Pick out the lines below that include the string "国立病院機構本部".

....................

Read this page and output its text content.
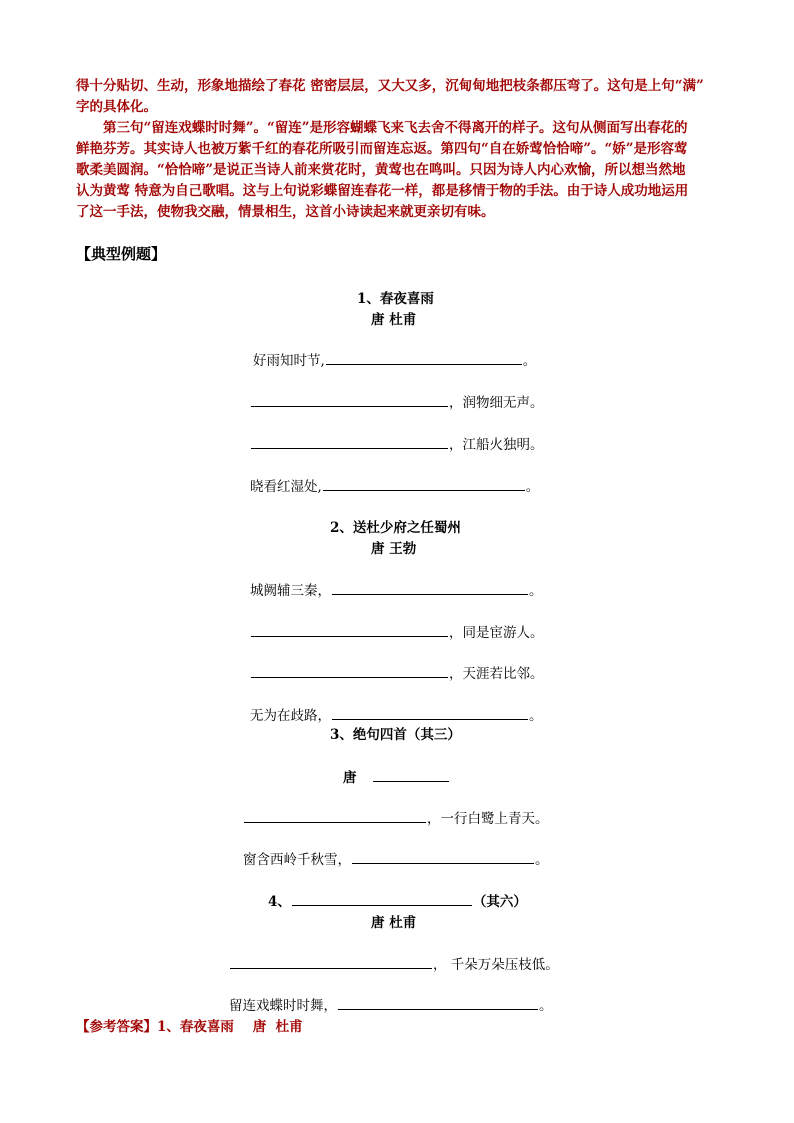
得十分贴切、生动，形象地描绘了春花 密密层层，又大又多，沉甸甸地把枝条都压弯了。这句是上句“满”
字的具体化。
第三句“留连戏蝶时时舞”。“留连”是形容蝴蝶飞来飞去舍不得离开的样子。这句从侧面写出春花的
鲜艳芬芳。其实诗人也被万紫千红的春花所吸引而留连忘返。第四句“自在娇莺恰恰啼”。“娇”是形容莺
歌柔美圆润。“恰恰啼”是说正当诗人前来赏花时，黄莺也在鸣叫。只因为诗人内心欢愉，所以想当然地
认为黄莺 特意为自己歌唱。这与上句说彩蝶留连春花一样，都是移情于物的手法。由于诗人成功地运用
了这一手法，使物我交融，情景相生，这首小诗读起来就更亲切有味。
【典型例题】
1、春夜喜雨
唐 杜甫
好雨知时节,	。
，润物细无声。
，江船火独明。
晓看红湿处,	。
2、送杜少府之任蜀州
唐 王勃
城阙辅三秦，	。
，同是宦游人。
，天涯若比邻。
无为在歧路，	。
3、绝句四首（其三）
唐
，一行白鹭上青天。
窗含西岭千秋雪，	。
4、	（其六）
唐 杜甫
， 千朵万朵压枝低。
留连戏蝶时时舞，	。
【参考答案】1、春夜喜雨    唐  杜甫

....................

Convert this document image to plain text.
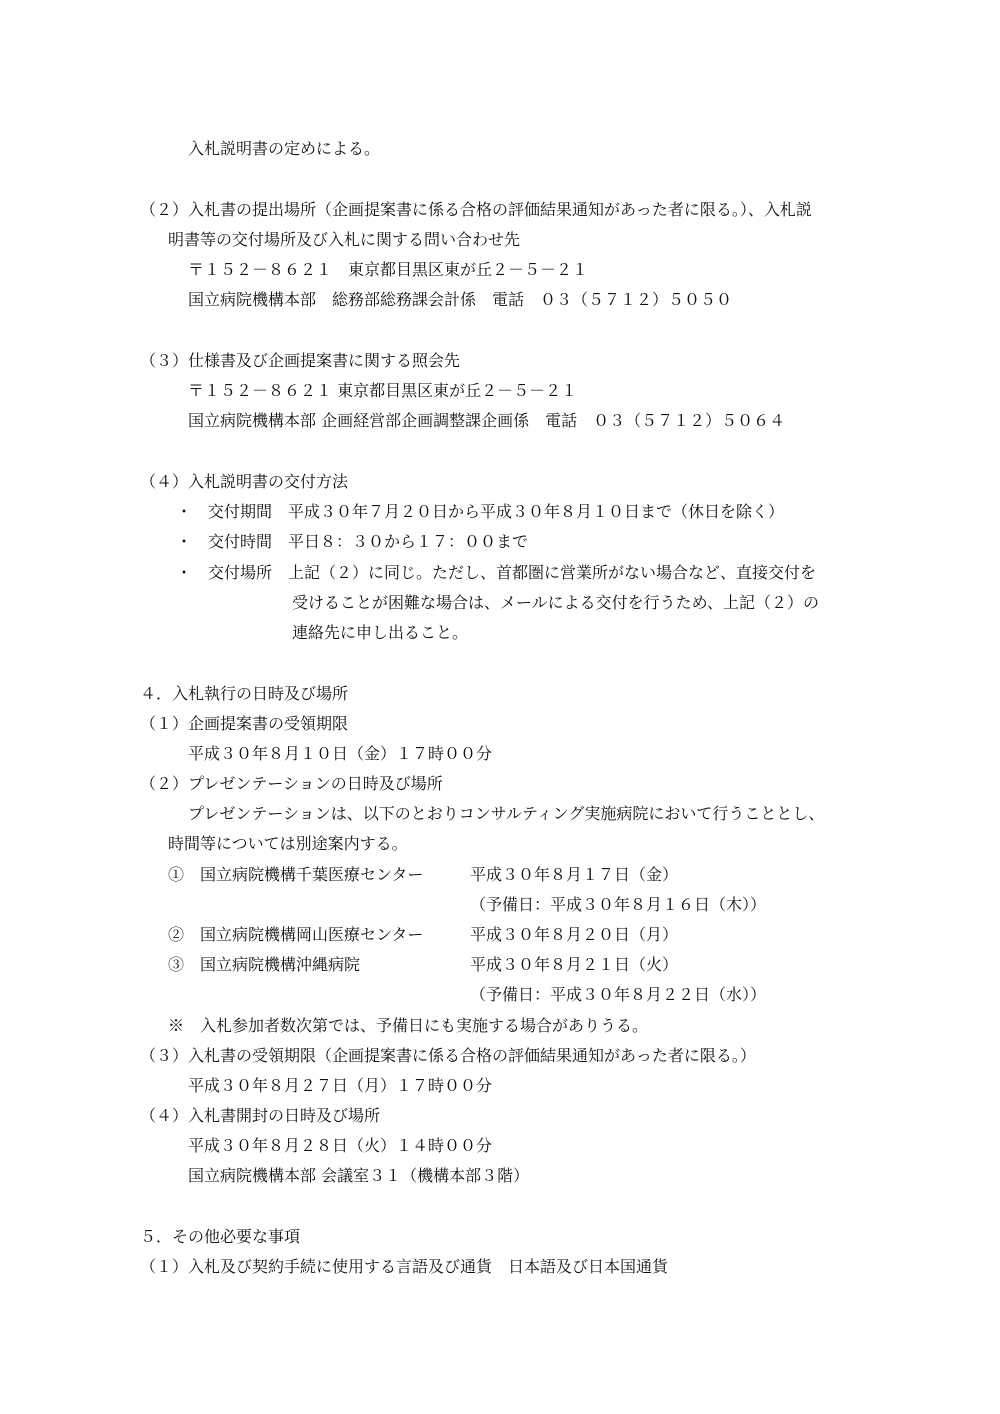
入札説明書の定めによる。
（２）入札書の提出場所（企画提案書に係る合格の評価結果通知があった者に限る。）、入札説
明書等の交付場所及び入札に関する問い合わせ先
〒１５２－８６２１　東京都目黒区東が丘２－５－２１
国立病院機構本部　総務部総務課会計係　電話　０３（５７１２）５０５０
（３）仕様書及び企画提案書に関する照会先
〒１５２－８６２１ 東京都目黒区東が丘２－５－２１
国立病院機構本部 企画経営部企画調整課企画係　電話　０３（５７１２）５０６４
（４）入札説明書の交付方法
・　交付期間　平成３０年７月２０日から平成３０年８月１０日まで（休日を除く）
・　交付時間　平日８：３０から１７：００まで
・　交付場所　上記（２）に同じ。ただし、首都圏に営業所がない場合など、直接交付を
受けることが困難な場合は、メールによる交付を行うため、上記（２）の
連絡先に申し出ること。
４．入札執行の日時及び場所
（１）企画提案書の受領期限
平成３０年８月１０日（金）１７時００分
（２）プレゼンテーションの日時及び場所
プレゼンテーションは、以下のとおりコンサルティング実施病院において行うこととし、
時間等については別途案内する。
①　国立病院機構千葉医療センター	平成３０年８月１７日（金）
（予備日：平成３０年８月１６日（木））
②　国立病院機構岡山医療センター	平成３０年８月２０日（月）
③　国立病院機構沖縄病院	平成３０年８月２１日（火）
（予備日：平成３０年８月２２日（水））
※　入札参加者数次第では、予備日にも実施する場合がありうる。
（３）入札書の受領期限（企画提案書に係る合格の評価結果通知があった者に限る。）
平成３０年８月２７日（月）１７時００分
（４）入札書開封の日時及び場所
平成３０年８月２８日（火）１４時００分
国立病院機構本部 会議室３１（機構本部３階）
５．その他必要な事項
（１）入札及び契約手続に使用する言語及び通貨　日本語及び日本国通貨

....................

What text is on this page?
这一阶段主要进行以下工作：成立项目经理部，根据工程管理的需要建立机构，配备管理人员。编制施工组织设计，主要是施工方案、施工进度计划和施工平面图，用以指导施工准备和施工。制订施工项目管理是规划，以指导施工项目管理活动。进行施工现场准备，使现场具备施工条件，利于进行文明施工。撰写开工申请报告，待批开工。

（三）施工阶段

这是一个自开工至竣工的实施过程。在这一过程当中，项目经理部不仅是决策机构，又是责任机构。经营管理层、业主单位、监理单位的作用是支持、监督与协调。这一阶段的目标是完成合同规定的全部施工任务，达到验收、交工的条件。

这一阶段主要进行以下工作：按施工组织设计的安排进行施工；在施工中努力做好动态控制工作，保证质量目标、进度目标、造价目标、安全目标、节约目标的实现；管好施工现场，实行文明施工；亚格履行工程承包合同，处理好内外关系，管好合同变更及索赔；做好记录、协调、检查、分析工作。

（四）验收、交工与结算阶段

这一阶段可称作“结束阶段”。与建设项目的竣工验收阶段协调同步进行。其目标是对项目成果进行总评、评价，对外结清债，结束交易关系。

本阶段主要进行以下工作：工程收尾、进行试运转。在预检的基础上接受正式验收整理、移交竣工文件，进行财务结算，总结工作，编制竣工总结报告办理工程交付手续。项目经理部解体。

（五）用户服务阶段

....................

**Reply**:
国立病院機構本部　総務部総務課会計係　電話　０３（５７１２）５０５０
国立病院機構本部 企画経営部企画調整課企画係　電話　０３（５７１２）５０６４
国立病院機構本部 会議室３１（機構本部３階）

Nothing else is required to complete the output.